▶ **Task statement**:
Every line below should be repeated exactly.
** BEGIN **
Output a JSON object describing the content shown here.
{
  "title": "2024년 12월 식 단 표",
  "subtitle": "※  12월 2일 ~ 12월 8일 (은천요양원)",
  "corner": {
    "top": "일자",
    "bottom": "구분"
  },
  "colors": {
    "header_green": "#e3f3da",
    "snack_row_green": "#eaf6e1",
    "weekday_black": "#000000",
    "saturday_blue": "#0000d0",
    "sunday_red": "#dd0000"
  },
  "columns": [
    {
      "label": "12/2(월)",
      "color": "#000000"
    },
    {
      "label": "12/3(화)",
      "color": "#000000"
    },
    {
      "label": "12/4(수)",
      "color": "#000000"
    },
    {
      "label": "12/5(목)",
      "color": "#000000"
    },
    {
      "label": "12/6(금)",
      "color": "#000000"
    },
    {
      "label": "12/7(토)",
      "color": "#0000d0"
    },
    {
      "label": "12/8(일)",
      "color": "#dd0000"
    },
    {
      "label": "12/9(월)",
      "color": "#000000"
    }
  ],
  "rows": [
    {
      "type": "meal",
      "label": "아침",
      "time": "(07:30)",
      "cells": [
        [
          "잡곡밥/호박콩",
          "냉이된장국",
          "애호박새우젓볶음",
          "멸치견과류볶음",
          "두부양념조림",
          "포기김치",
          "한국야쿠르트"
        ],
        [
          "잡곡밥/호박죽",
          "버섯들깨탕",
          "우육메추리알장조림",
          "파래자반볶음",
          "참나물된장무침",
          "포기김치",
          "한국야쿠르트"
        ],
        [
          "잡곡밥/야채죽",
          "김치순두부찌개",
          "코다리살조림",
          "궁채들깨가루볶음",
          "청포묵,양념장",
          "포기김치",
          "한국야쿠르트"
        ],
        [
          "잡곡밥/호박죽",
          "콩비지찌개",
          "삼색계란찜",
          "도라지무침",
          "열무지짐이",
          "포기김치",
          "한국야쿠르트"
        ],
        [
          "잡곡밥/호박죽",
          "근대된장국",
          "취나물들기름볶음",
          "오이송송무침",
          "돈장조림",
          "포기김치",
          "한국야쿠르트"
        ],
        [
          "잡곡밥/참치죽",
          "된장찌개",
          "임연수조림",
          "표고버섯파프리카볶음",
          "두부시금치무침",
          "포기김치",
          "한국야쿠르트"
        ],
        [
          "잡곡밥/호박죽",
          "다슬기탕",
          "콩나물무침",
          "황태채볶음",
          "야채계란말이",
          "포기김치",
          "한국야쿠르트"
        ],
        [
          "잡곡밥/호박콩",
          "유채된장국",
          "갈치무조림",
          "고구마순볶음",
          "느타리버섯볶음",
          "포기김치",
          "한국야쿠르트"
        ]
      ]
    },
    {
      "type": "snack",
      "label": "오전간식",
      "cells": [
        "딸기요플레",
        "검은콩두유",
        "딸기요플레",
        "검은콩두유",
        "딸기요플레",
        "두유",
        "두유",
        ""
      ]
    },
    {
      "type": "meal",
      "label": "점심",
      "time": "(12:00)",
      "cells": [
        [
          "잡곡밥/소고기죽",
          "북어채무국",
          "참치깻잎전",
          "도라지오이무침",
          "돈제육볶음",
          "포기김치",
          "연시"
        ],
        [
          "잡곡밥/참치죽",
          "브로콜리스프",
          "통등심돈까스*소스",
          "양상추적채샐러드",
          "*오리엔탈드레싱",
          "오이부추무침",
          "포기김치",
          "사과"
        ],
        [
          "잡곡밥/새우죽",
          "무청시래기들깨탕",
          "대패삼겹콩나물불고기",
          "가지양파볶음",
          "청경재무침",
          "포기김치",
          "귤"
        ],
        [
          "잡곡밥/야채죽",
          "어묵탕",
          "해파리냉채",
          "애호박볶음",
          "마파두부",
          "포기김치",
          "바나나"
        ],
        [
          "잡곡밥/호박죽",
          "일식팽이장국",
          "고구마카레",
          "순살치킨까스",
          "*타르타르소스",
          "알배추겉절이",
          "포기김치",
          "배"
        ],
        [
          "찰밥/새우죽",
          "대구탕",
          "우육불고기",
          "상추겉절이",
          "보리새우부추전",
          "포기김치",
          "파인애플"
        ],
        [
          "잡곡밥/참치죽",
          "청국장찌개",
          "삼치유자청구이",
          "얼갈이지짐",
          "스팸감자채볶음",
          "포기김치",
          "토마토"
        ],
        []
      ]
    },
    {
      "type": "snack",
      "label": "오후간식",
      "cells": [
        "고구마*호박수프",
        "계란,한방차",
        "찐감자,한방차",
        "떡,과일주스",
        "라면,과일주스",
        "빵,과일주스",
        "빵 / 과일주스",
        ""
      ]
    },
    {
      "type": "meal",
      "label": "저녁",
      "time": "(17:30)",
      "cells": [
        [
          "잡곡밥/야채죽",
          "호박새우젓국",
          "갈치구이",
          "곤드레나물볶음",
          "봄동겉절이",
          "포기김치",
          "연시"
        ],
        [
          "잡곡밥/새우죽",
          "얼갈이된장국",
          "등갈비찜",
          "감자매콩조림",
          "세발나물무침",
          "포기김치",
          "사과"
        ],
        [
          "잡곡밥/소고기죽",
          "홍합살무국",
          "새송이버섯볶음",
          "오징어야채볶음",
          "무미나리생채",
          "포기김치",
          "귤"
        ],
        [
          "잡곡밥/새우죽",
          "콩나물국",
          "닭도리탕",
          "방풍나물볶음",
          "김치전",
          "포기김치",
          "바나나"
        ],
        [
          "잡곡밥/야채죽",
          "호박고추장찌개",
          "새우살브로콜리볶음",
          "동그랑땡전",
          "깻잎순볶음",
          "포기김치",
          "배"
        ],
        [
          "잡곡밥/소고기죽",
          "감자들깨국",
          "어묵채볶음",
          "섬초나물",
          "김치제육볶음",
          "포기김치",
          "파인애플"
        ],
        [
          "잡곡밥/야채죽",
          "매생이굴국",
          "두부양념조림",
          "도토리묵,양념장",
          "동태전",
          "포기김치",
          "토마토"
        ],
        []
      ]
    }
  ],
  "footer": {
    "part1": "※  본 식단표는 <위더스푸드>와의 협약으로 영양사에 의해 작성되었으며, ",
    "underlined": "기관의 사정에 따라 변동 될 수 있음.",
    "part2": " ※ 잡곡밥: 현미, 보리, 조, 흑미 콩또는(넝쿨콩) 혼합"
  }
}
** END **
▶ **Worked answer**:
Output a JSON object describing the content shown here.
{
  "title": "2024년 12월 식 단 표",
  "subtitle": "※  12월 2일 ~ 12월 8일 (은천요양원)",
  "corner": {
    "top": "일자",
    "bottom": "구분"
  },
  "colors": {
    "header_green": "#e3f3da",
    "snack_row_green": "#eaf6e1",
    "weekday_black": "#000000",
    "saturday_blue": "#0000d0",
    "sunday_red": "#dd0000"
  },
  "columns": [
    {
      "label": "12/2(월)",
      "color": "#000000"
    },
    {
      "label": "12/3(화)",
      "color": "#000000"
    },
    {
      "label": "12/4(수)",
      "color": "#000000"
    },
    {
      "label": "12/5(목)",
      "color": "#000000"
    },
    {
      "label": "12/6(금)",
      "color": "#000000"
    },
    {
      "label": "12/7(토)",
      "color": "#0000d0"
    },
    {
      "label": "12/8(일)",
      "color": "#dd0000"
    },
    {
      "label": "12/9(월)",
      "color": "#000000"
    }
  ],
  "rows": [
    {
      "type": "meal",
      "label": "아침",
      "time": "(07:30)",
      "cells": [
        [
          "잡곡밥/호박콩",
          "냉이된장국",
          "애호박새우젓볶음",
          "멸치견과류볶음",
          "두부양념조림",
          "포기김치",
          "한국야쿠르트"
        ],
        [
          "잡곡밥/호박죽",
          "버섯들깨탕",
          "우육메추리알장조림",
          "파래자반볶음",
          "참나물된장무침",
          "포기김치",
          "한국야쿠르트"
        ],
        [
          "잡곡밥/야채죽",
          "김치순두부찌개",
          "코다리살조림",
          "궁채들깨가루볶음",
          "청포묵,양념장",
          "포기김치",
          "한국야쿠르트"
        ],
        [
          "잡곡밥/호박죽",
          "콩비지찌개",
          "삼색계란찜",
          "도라지무침",
          "열무지짐이",
          "포기김치",
          "한국야쿠르트"
        ],
        [
          "잡곡밥/호박죽",
          "근대된장국",
          "취나물들기름볶음",
          "오이송송무침",
          "돈장조림",
          "포기김치",
          "한국야쿠르트"
        ],
        [
          "잡곡밥/참치죽",
          "된장찌개",
          "임연수조림",
          "표고버섯파프리카볶음",
          "두부시금치무침",
          "포기김치",
          "한국야쿠르트"
        ],
        [
          "잡곡밥/호박죽",
          "다슬기탕",
          "콩나물무침",
          "황태채볶음",
          "야채계란말이",
          "포기김치",
          "한국야쿠르트"
        ],
        [
          "잡곡밥/호박콩",
          "유채된장국",
          "갈치무조림",
          "고구마순볶음",
          "느타리버섯볶음",
          "포기김치",
          "한국야쿠르트"
        ]
      ]
    },
    {
      "type": "snack",
      "label": "오전간식",
      "cells": [
        "딸기요플레",
        "검은콩두유",
        "딸기요플레",
        "검은콩두유",
        "딸기요플레",
        "두유",
        "두유",
        ""
      ]
    },
    {
      "type": "meal",
      "label": "점심",
      "time": "(12:00)",
      "cells": [
        [
          "잡곡밥/소고기죽",
          "북어채무국",
          "참치깻잎전",
          "도라지오이무침",
          "돈제육볶음",
          "포기김치",
          "연시"
        ],
        [
          "잡곡밥/참치죽",
          "브로콜리스프",
          "통등심돈까스*소스",
          "양상추적채샐러드",
          "*오리엔탈드레싱",
          "오이부추무침",
          "포기김치",
          "사과"
        ],
        [
          "잡곡밥/새우죽",
          "무청시래기들깨탕",
          "대패삼겹콩나물불고기",
          "가지양파볶음",
          "청경재무침",
          "포기김치",
          "귤"
        ],
        [
          "잡곡밥/야채죽",
          "어묵탕",
          "해파리냉채",
          "애호박볶음",
          "마파두부",
          "포기김치",
          "바나나"
        ],
        [
          "잡곡밥/호박죽",
          "일식팽이장국",
          "고구마카레",
          "순살치킨까스",
          "*타르타르소스",
          "알배추겉절이",
          "포기김치",
          "배"
        ],
        [
          "찰밥/새우죽",
          "대구탕",
          "우육불고기",
          "상추겉절이",
          "보리새우부추전",
          "포기김치",
          "파인애플"
        ],
        [
          "잡곡밥/참치죽",
          "청국장찌개",
          "삼치유자청구이",
          "얼갈이지짐",
          "스팸감자채볶음",
          "포기김치",
          "토마토"
        ],
        []
      ]
    },
    {
      "type": "snack",
      "label": "오후간식",
      "cells": [
        "고구마*호박수프",
        "계란,한방차",
        "찐감자,한방차",
        "떡,과일주스",
        "라면,과일주스",
        "빵,과일주스",
        "빵 / 과일주스",
        ""
      ]
    },
    {
      "type": "meal",
      "label": "저녁",
      "time": "(17:30)",
      "cells": [
        [
          "잡곡밥/야채죽",
          "호박새우젓국",
          "갈치구이",
          "곤드레나물볶음",
          "봄동겉절이",
          "포기김치",
          "연시"
        ],
        [
          "잡곡밥/새우죽",
          "얼갈이된장국",
          "등갈비찜",
          "감자매콩조림",
          "세발나물무침",
          "포기김치",
          "사과"
        ],
        [
          "잡곡밥/소고기죽",
          "홍합살무국",
          "새송이버섯볶음",
          "오징어야채볶음",
          "무미나리생채",
          "포기김치",
          "귤"
        ],
        [
          "잡곡밥/새우죽",
          "콩나물국",
          "닭도리탕",
          "방풍나물볶음",
          "김치전",
          "포기김치",
          "바나나"
        ],
        [
          "잡곡밥/야채죽",
          "호박고추장찌개",
          "새우살브로콜리볶음",
          "동그랑땡전",
          "깻잎순볶음",
          "포기김치",
          "배"
        ],
        [
          "잡곡밥/소고기죽",
          "감자들깨국",
          "어묵채볶음",
          "섬초나물",
          "김치제육볶음",
          "포기김치",
          "파인애플"
        ],
        [
          "잡곡밥/야채죽",
          "매생이굴국",
          "두부양념조림",
          "도토리묵,양념장",
          "동태전",
          "포기김치",
          "토마토"
        ],
        []
      ]
    }
  ],
  "footer": {
    "part1": "※  본 식단표는 <위더스푸드>와의 협약으로 영양사에 의해 작성되었으며, ",
    "underlined": "기관의 사정에 따라 변동 될 수 있음.",
    "part2": " ※ 잡곡밥: 현미, 보리, 조, 흑미 콩또는(넝쿨콩) 혼합"
  }
}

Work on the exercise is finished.